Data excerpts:
======
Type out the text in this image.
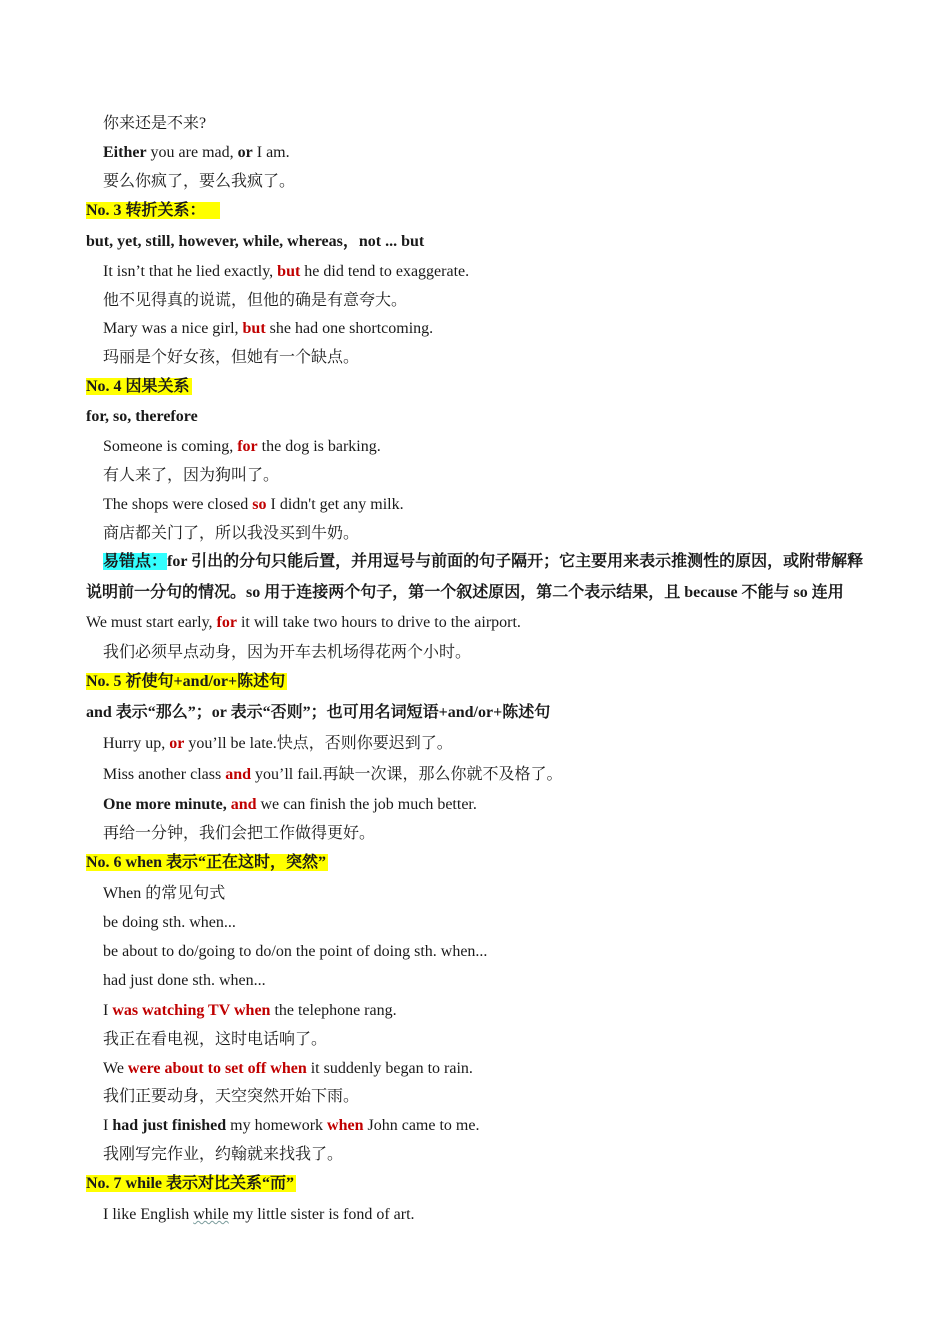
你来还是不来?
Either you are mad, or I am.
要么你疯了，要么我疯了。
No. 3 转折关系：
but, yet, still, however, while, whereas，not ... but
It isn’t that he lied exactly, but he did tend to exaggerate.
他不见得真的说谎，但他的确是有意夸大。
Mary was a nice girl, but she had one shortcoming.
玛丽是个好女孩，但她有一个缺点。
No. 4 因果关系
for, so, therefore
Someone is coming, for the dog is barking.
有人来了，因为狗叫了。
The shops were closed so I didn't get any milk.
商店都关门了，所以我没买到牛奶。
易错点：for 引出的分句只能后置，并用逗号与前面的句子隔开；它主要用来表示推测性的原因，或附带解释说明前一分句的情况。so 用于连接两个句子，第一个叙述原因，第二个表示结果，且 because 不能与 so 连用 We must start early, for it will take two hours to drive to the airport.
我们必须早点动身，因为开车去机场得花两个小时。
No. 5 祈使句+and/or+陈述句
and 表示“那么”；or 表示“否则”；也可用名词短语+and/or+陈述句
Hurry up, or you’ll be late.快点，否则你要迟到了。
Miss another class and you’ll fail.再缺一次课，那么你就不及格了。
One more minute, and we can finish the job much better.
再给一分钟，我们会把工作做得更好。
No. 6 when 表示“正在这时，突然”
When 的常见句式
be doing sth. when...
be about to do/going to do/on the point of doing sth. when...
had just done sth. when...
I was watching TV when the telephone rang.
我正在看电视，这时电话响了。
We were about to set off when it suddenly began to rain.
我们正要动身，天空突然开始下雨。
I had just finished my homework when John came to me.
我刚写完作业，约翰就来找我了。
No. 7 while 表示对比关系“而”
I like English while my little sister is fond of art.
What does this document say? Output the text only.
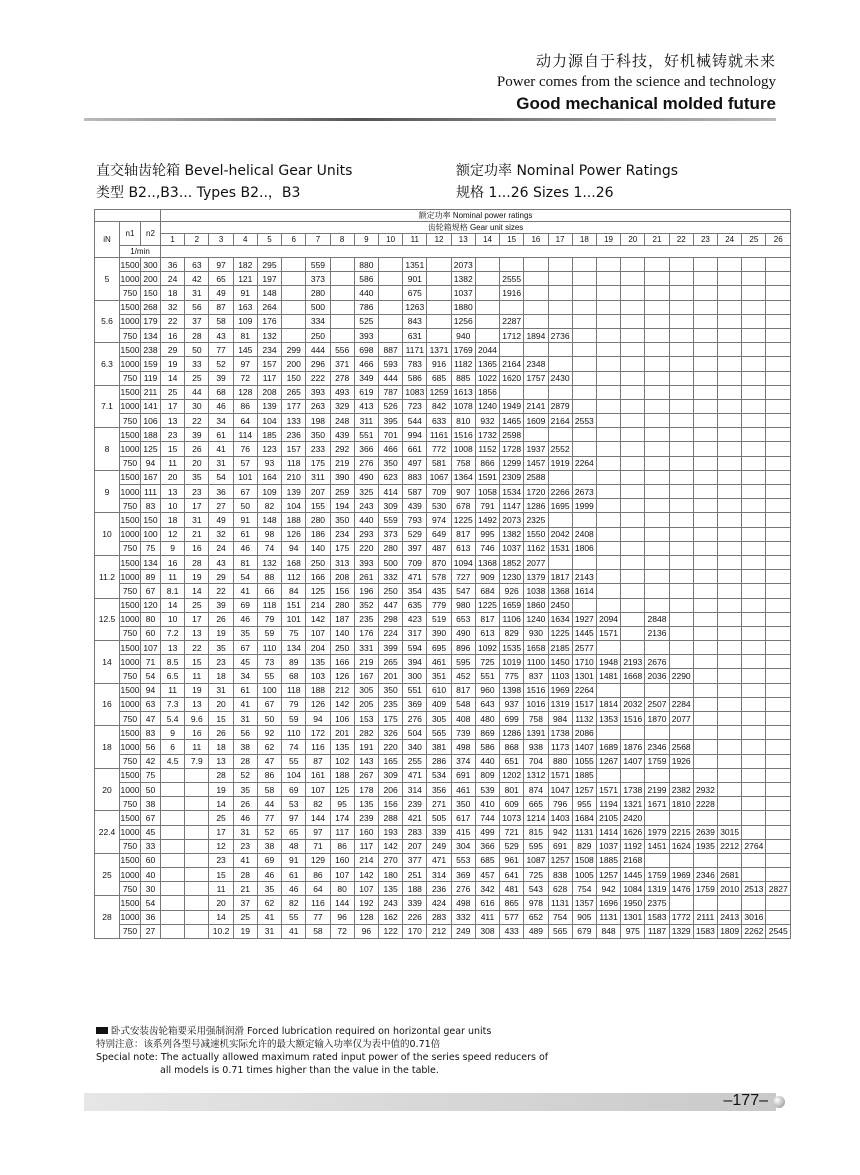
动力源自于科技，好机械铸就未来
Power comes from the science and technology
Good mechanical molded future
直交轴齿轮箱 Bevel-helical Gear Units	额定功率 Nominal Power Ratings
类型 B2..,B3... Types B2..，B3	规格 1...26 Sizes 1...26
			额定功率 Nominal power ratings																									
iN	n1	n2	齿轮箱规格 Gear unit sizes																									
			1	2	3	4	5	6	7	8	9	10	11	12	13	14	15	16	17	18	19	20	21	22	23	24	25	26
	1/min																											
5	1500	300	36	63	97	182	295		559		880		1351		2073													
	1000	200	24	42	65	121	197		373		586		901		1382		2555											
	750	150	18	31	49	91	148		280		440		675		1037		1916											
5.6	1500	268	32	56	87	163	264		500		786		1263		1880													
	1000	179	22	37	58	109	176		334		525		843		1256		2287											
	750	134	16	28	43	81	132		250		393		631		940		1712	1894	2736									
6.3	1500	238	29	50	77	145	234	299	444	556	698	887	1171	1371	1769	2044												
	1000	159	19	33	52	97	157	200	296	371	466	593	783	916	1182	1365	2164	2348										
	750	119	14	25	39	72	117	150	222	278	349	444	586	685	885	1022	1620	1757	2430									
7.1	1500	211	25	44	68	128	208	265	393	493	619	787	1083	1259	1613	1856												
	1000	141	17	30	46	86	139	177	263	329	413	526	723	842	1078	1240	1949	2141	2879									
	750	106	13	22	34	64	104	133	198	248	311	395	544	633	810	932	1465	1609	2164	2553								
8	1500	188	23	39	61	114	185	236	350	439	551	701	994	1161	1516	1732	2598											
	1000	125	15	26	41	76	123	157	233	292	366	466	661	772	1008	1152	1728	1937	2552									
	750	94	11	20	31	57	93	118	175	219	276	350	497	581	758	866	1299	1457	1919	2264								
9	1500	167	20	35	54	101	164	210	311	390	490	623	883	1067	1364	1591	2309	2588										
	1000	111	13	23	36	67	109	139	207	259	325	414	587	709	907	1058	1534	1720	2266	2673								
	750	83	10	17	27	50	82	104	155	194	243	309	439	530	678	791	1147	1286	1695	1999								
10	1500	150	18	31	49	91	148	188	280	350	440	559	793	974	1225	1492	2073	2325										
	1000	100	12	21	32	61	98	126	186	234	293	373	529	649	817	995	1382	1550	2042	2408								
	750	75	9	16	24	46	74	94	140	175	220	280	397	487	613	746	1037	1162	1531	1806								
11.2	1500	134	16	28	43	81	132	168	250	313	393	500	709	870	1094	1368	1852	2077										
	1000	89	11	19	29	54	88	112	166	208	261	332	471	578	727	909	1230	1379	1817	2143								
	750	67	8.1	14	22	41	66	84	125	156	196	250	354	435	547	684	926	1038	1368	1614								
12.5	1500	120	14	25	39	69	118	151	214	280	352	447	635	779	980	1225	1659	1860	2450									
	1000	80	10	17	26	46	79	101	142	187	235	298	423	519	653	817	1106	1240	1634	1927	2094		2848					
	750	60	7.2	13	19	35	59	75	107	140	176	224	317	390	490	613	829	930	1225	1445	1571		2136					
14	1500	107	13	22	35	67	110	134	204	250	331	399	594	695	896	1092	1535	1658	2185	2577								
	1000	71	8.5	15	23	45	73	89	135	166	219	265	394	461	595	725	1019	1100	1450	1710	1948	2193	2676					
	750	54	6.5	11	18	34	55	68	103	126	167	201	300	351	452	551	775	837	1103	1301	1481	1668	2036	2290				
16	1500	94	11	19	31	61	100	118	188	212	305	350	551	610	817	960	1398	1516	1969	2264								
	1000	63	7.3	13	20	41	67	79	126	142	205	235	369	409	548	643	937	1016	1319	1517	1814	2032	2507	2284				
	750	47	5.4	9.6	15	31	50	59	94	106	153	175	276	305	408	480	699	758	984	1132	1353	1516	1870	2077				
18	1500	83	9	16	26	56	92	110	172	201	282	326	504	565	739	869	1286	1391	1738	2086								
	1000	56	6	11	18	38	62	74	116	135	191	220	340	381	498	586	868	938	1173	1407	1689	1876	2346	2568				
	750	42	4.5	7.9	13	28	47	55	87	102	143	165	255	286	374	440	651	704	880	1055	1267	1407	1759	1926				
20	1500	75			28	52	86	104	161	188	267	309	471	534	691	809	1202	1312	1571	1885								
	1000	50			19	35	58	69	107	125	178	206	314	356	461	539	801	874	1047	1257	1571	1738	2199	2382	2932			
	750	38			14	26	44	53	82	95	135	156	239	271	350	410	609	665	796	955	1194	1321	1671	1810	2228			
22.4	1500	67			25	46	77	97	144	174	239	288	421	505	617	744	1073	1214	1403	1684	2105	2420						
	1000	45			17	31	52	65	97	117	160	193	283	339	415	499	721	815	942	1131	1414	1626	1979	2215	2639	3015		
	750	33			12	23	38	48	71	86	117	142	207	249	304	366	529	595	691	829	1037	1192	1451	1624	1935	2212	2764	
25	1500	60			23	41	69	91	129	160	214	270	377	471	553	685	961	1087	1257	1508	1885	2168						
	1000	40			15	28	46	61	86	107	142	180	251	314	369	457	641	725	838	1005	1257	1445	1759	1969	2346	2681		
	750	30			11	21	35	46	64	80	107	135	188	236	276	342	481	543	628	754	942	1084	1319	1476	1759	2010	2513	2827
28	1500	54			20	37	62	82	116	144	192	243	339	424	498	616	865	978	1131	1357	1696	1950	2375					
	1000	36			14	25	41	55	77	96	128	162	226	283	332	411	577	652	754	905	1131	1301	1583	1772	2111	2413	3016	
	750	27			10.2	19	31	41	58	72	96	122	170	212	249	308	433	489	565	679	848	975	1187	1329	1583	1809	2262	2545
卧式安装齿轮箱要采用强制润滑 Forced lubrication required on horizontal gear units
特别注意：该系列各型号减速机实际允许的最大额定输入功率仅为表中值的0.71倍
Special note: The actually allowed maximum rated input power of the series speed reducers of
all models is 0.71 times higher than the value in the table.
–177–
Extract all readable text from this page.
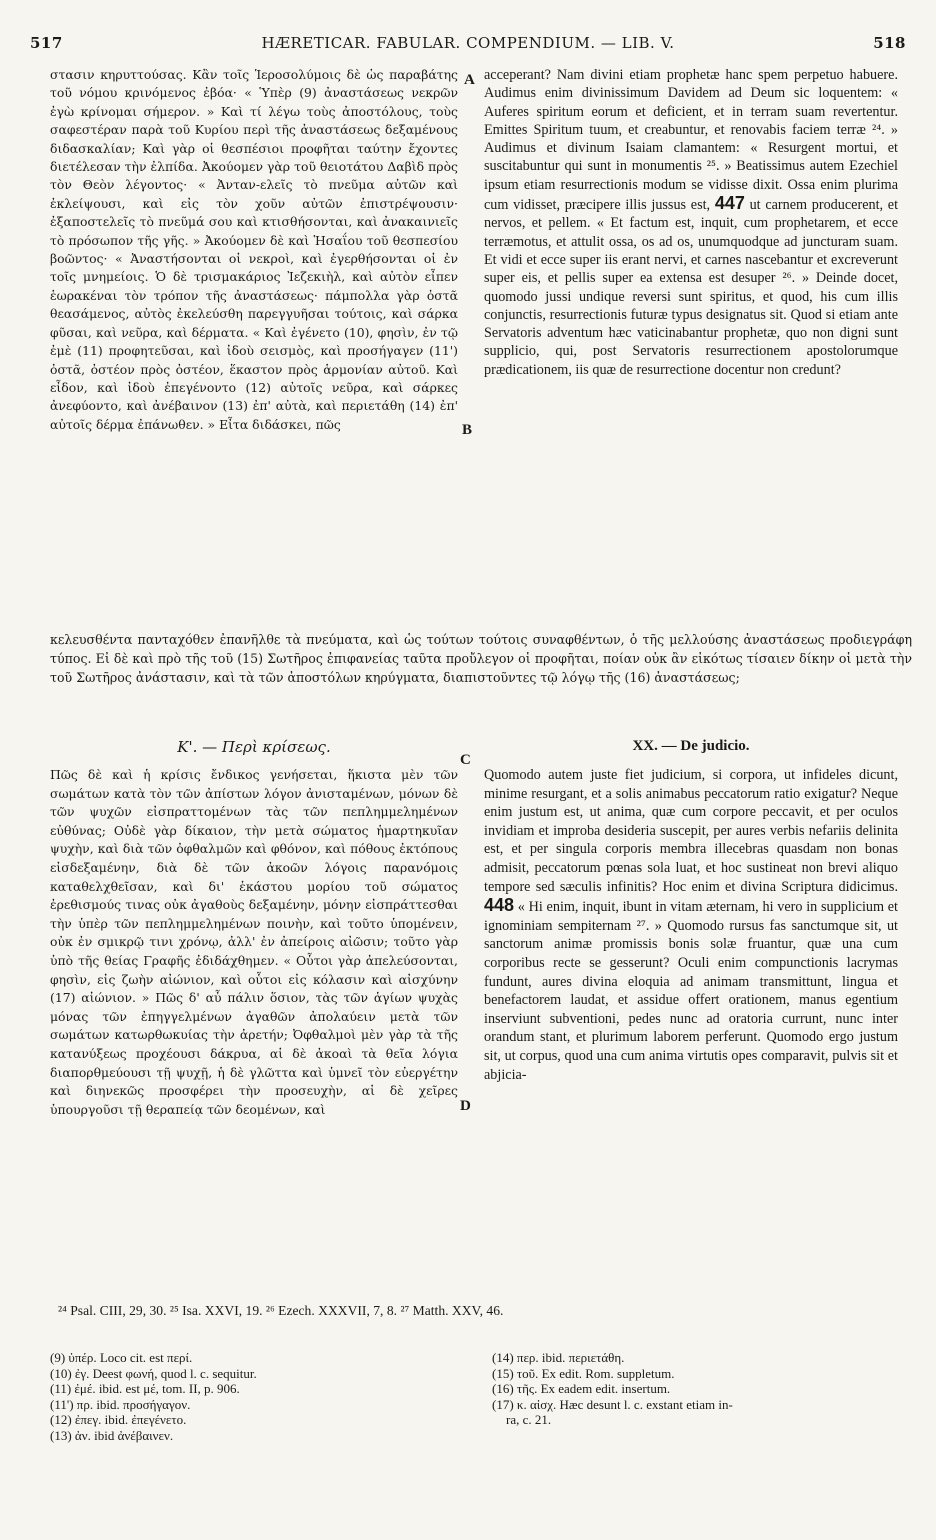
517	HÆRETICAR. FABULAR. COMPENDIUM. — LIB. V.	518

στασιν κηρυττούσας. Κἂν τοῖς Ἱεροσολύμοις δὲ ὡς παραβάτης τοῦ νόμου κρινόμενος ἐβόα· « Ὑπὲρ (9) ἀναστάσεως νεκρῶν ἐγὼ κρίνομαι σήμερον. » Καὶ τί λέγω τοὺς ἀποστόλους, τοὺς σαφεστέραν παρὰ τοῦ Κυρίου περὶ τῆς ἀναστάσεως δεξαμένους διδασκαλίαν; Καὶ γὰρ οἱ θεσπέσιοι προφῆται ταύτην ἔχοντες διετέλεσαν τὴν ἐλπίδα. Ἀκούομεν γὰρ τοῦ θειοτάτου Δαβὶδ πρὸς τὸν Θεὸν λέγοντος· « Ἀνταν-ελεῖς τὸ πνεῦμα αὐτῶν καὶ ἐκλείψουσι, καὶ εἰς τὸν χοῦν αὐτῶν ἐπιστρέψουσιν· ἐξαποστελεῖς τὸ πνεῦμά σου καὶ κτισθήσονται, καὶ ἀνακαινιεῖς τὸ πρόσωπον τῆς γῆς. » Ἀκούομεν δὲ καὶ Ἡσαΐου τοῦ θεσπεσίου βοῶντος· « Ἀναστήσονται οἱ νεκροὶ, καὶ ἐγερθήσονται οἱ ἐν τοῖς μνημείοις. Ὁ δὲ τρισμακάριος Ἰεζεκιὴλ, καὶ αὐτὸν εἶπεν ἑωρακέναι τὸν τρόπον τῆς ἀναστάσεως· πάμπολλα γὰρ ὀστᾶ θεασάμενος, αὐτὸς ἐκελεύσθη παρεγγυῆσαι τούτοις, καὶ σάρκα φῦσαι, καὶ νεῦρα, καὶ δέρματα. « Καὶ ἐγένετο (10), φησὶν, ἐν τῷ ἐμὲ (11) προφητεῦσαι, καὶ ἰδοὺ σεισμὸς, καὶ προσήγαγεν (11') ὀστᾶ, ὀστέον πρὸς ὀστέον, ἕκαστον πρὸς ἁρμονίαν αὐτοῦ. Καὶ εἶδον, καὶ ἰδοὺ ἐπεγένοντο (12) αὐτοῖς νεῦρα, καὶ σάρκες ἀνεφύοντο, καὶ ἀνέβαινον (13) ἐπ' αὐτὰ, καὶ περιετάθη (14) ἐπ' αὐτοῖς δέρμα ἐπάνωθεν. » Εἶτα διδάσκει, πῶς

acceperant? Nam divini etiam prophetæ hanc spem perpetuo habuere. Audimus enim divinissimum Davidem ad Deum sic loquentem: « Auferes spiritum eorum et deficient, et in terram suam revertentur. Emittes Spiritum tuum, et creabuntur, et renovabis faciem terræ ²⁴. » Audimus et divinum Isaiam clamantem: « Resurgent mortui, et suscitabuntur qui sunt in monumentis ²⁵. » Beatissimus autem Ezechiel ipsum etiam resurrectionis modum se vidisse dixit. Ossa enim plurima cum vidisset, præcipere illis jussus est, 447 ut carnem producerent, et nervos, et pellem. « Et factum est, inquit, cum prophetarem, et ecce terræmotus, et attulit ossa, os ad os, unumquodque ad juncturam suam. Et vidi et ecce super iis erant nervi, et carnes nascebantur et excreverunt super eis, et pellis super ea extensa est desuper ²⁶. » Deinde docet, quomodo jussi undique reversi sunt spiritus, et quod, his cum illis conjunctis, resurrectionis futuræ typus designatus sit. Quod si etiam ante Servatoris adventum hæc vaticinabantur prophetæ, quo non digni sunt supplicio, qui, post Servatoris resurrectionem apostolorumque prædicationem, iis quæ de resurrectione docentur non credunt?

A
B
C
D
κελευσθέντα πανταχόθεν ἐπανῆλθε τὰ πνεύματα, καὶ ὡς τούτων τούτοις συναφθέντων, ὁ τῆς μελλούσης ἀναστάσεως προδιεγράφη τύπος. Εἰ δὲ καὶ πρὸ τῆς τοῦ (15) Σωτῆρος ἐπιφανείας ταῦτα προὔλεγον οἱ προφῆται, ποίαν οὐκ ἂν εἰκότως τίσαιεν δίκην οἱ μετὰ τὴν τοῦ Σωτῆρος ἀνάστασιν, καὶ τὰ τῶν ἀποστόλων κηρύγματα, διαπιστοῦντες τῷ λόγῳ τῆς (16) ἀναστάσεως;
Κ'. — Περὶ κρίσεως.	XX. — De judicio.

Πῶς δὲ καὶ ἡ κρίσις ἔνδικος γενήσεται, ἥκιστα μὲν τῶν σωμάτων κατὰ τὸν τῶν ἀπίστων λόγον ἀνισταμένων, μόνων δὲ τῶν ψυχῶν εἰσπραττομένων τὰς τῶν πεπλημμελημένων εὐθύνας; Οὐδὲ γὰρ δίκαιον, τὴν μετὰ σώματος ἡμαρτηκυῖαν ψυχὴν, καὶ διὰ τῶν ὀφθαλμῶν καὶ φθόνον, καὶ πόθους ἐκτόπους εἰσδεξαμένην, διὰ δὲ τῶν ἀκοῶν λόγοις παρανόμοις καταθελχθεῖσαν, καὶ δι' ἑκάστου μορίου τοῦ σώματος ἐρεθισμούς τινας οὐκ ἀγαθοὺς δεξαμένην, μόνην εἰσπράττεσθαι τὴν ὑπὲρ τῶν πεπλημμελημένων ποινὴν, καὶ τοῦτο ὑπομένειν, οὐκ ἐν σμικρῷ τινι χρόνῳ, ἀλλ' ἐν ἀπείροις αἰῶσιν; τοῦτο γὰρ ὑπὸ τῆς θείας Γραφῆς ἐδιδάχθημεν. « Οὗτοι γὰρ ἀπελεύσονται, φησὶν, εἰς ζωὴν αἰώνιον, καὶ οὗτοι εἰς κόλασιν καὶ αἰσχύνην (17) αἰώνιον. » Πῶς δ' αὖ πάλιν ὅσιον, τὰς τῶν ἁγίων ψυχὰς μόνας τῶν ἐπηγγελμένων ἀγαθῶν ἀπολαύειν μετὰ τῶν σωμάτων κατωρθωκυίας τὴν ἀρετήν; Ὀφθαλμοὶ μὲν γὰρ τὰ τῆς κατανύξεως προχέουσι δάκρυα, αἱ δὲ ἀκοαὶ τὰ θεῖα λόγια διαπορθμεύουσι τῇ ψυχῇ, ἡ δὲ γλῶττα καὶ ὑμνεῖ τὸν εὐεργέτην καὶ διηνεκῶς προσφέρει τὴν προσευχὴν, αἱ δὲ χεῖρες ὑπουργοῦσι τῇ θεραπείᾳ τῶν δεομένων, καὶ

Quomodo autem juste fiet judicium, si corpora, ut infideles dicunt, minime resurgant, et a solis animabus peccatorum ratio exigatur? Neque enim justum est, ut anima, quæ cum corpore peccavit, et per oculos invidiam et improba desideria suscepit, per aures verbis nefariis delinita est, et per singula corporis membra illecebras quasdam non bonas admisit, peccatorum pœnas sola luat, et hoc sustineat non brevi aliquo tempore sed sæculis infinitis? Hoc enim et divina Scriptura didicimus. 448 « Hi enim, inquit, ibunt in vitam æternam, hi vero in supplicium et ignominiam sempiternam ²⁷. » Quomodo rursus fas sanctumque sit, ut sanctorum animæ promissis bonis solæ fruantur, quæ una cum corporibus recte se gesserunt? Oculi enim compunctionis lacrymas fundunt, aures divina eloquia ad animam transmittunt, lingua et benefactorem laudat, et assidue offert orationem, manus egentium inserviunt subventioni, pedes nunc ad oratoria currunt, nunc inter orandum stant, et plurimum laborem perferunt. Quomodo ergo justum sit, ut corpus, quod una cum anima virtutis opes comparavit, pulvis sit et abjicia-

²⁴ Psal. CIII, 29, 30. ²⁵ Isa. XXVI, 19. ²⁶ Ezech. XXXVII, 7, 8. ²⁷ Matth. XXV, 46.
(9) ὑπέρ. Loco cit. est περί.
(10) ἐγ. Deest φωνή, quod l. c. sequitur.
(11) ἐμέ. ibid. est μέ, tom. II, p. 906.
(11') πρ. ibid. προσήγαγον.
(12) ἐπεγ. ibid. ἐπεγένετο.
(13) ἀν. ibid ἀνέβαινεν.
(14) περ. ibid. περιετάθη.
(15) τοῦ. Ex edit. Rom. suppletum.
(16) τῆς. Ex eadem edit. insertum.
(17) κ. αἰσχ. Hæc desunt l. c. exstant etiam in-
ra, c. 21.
======
**Aim:** Which lines include the word "while"? List them all.

**Response:**
but, yet, still, however, while, whereas，not ... but
No. 7 while 表示对比关系“而”
I like English while my little sister is fond of art.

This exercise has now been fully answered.